Retype the material that follows, keeping every word as it is.

[Records from a collection of figures]

——————————

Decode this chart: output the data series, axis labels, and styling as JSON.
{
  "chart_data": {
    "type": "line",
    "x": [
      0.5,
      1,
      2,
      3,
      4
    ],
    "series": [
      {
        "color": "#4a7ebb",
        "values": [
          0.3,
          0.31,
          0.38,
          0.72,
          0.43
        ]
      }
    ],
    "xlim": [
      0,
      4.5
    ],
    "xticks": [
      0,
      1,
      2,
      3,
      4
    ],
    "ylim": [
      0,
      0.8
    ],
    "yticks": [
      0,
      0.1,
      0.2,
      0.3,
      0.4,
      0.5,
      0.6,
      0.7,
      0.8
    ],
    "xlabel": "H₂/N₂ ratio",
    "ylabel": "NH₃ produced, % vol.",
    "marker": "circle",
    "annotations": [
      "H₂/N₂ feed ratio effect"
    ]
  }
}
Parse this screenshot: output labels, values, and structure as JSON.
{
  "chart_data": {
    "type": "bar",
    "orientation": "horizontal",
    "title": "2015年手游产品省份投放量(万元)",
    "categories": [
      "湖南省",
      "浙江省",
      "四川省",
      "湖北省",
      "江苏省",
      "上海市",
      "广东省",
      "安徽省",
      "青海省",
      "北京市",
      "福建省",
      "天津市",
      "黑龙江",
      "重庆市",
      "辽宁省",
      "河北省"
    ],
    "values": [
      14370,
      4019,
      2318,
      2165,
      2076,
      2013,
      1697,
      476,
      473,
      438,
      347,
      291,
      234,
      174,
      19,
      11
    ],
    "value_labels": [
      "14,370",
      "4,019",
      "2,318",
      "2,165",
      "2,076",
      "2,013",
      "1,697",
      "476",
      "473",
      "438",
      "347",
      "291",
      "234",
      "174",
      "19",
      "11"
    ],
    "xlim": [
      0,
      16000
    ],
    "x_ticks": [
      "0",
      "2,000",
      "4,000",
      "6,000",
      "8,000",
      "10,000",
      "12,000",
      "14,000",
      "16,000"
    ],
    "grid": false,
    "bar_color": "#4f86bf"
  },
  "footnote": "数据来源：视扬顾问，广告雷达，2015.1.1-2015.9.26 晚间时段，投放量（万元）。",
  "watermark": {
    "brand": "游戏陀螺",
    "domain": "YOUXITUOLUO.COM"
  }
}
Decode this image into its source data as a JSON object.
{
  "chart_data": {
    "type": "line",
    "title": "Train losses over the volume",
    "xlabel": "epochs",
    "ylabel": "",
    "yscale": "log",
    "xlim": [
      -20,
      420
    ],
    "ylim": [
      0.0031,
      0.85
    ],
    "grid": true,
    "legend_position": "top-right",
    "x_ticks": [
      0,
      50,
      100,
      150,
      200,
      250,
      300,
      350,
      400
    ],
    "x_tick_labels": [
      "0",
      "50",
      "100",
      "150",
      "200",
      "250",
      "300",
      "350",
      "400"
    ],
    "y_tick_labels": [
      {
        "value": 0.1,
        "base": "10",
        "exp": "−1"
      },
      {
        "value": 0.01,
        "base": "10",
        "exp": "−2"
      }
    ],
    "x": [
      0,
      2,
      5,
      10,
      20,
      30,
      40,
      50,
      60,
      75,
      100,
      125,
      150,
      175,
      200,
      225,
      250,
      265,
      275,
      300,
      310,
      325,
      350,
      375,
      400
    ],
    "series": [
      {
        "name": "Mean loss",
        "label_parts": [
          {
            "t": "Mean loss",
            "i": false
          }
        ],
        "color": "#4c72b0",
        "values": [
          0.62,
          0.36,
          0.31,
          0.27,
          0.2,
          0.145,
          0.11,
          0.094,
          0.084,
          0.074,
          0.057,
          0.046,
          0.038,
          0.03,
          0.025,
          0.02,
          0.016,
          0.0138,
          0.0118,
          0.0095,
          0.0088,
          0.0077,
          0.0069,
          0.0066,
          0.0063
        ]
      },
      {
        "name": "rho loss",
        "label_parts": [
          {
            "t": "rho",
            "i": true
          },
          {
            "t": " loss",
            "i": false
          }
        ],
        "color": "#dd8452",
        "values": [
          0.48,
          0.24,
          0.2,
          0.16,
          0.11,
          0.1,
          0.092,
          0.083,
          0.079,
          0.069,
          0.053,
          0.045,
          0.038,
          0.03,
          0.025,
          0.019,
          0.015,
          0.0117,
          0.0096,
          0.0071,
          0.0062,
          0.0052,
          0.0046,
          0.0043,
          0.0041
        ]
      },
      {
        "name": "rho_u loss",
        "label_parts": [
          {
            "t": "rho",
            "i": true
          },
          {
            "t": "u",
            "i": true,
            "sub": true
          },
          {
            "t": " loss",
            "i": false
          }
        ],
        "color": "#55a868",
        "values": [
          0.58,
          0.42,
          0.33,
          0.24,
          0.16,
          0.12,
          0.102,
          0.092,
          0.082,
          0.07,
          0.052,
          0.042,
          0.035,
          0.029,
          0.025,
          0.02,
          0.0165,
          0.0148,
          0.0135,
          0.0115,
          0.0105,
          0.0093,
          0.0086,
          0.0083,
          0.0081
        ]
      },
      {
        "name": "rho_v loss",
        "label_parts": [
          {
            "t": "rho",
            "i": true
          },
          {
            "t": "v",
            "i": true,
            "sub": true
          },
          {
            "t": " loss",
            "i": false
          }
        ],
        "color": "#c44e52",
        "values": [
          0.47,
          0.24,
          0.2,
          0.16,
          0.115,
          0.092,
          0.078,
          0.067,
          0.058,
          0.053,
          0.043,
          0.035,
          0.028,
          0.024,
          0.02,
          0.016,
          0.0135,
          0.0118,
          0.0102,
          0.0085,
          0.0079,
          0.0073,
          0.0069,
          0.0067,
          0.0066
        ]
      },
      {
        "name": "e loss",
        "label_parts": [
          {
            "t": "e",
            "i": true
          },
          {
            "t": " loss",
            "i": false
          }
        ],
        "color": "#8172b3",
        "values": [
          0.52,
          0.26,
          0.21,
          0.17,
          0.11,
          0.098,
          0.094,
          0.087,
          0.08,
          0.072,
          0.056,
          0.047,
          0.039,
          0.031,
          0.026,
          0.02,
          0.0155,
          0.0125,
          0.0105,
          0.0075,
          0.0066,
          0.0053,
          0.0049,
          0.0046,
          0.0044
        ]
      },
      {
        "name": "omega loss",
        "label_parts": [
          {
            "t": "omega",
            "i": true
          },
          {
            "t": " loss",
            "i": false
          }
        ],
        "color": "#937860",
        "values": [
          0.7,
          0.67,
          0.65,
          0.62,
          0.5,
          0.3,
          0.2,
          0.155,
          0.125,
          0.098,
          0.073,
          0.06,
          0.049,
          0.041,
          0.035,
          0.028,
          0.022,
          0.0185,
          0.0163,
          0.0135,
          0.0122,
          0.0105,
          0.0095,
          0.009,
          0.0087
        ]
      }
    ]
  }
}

——————————

• Response to the exercise:
Decode this chart: output the data series, axis labels, and styling as JSON.
{
  "chart_data": {
    "type": "line",
    "x": [
      0.5,
      1,
      2,
      3,
      4
    ],
    "series": [
      {
        "color": "#4a7ebb",
        "values": [
          0.3,
          0.31,
          0.38,
          0.72,
          0.43
        ]
      }
    ],
    "xlim": [
      0,
      4.5
    ],
    "xticks": [
      0,
      1,
      2,
      3,
      4
    ],
    "ylim": [
      0,
      0.8
    ],
    "yticks": [
      0,
      0.1,
      0.2,
      0.3,
      0.4,
      0.5,
      0.6,
      0.7,
      0.8
    ],
    "xlabel": "H₂/N₂ ratio",
    "ylabel": "NH₃ produced, % vol.",
    "marker": "circle",
    "annotations": [
      "H₂/N₂ feed ratio effect"
    ]
  }
}
Parse this screenshot: output labels, values, and structure as JSON.
{
  "chart_data": {
    "type": "bar",
    "orientation": "horizontal",
    "title": "2015年手游产品省份投放量(万元)",
    "categories": [
      "湖南省",
      "浙江省",
      "四川省",
      "湖北省",
      "江苏省",
      "上海市",
      "广东省",
      "安徽省",
      "青海省",
      "北京市",
      "福建省",
      "天津市",
      "黑龙江",
      "重庆市",
      "辽宁省",
      "河北省"
    ],
    "values": [
      14370,
      4019,
      2318,
      2165,
      2076,
      2013,
      1697,
      476,
      473,
      438,
      347,
      291,
      234,
      174,
      19,
      11
    ],
    "value_labels": [
      "14,370",
      "4,019",
      "2,318",
      "2,165",
      "2,076",
      "2,013",
      "1,697",
      "476",
      "473",
      "438",
      "347",
      "291",
      "234",
      "174",
      "19",
      "11"
    ],
    "xlim": [
      0,
      16000
    ],
    "x_ticks": [
      "0",
      "2,000",
      "4,000",
      "6,000",
      "8,000",
      "10,000",
      "12,000",
      "14,000",
      "16,000"
    ],
    "grid": false,
    "bar_color": "#4f86bf"
  },
  "footnote": "数据来源：视扬顾问，广告雷达，2015.1.1-2015.9.26 晚间时段，投放量（万元）。",
  "watermark": {
    "brand": "游戏陀螺",
    "domain": "YOUXITUOLUO.COM"
  }
}
Decode this image into its source data as a JSON object.
{
  "chart_data": {
    "type": "line",
    "title": "Train losses over the volume",
    "xlabel": "epochs",
    "ylabel": "",
    "yscale": "log",
    "xlim": [
      -20,
      420
    ],
    "ylim": [
      0.0031,
      0.85
    ],
    "grid": true,
    "legend_position": "top-right",
    "x_ticks": [
      0,
      50,
      100,
      150,
      200,
      250,
      300,
      350,
      400
    ],
    "x_tick_labels": [
      "0",
      "50",
      "100",
      "150",
      "200",
      "250",
      "300",
      "350",
      "400"
    ],
    "y_tick_labels": [
      {
        "value": 0.1,
        "base": "10",
        "exp": "−1"
      },
      {
        "value": 0.01,
        "base": "10",
        "exp": "−2"
      }
    ],
    "x": [
      0,
      2,
      5,
      10,
      20,
      30,
      40,
      50,
      60,
      75,
      100,
      125,
      150,
      175,
      200,
      225,
      250,
      265,
      275,
      300,
      310,
      325,
      350,
      375,
      400
    ],
    "series": [
      {
        "name": "Mean loss",
        "label_parts": [
          {
            "t": "Mean loss",
            "i": false
          }
        ],
        "color": "#4c72b0",
        "values": [
          0.62,
          0.36,
          0.31,
          0.27,
          0.2,
          0.145,
          0.11,
          0.094,
          0.084,
          0.074,
          0.057,
          0.046,
          0.038,
          0.03,
          0.025,
          0.02,
          0.016,
          0.0138,
          0.0118,
          0.0095,
          0.0088,
          0.0077,
          0.0069,
          0.0066,
          0.0063
        ]
      },
      {
        "name": "rho loss",
        "label_parts": [
          {
            "t": "rho",
            "i": true
          },
          {
            "t": " loss",
            "i": false
          }
        ],
        "color": "#dd8452",
        "values": [
          0.48,
          0.24,
          0.2,
          0.16,
          0.11,
          0.1,
          0.092,
          0.083,
          0.079,
          0.069,
          0.053,
          0.045,
          0.038,
          0.03,
          0.025,
          0.019,
          0.015,
          0.0117,
          0.0096,
          0.0071,
          0.0062,
          0.0052,
          0.0046,
          0.0043,
          0.0041
        ]
      },
      {
        "name": "rho_u loss",
        "label_parts": [
          {
            "t": "rho",
            "i": true
          },
          {
            "t": "u",
            "i": true,
            "sub": true
          },
          {
            "t": " loss",
            "i": false
          }
        ],
        "color": "#55a868",
        "values": [
          0.58,
          0.42,
          0.33,
          0.24,
          0.16,
          0.12,
          0.102,
          0.092,
          0.082,
          0.07,
          0.052,
          0.042,
          0.035,
          0.029,
          0.025,
          0.02,
          0.0165,
          0.0148,
          0.0135,
          0.0115,
          0.0105,
          0.0093,
          0.0086,
          0.0083,
          0.0081
        ]
      },
      {
        "name": "rho_v loss",
        "label_parts": [
          {
            "t": "rho",
            "i": true
          },
          {
            "t": "v",
            "i": true,
            "sub": true
          },
          {
            "t": " loss",
            "i": false
          }
        ],
        "color": "#c44e52",
        "values": [
          0.47,
          0.24,
          0.2,
          0.16,
          0.115,
          0.092,
          0.078,
          0.067,
          0.058,
          0.053,
          0.043,
          0.035,
          0.028,
          0.024,
          0.02,
          0.016,
          0.0135,
          0.0118,
          0.0102,
          0.0085,
          0.0079,
          0.0073,
          0.0069,
          0.0067,
          0.0066
        ]
      },
      {
        "name": "e loss",
        "label_parts": [
          {
            "t": "e",
            "i": true
          },
          {
            "t": " loss",
            "i": false
          }
        ],
        "color": "#8172b3",
        "values": [
          0.52,
          0.26,
          0.21,
          0.17,
          0.11,
          0.098,
          0.094,
          0.087,
          0.08,
          0.072,
          0.056,
          0.047,
          0.039,
          0.031,
          0.026,
          0.02,
          0.0155,
          0.0125,
          0.0105,
          0.0075,
          0.0066,
          0.0053,
          0.0049,
          0.0046,
          0.0044
        ]
      },
      {
        "name": "omega loss",
        "label_parts": [
          {
            "t": "omega",
            "i": true
          },
          {
            "t": " loss",
            "i": false
          }
        ],
        "color": "#937860",
        "values": [
          0.7,
          0.67,
          0.65,
          0.62,
          0.5,
          0.3,
          0.2,
          0.155,
          0.125,
          0.098,
          0.073,
          0.06,
          0.049,
          0.041,
          0.035,
          0.028,
          0.022,
          0.0185,
          0.0163,
          0.0135,
          0.0122,
          0.0105,
          0.0095,
          0.009,
          0.0087
        ]
      }
    ]
  }
}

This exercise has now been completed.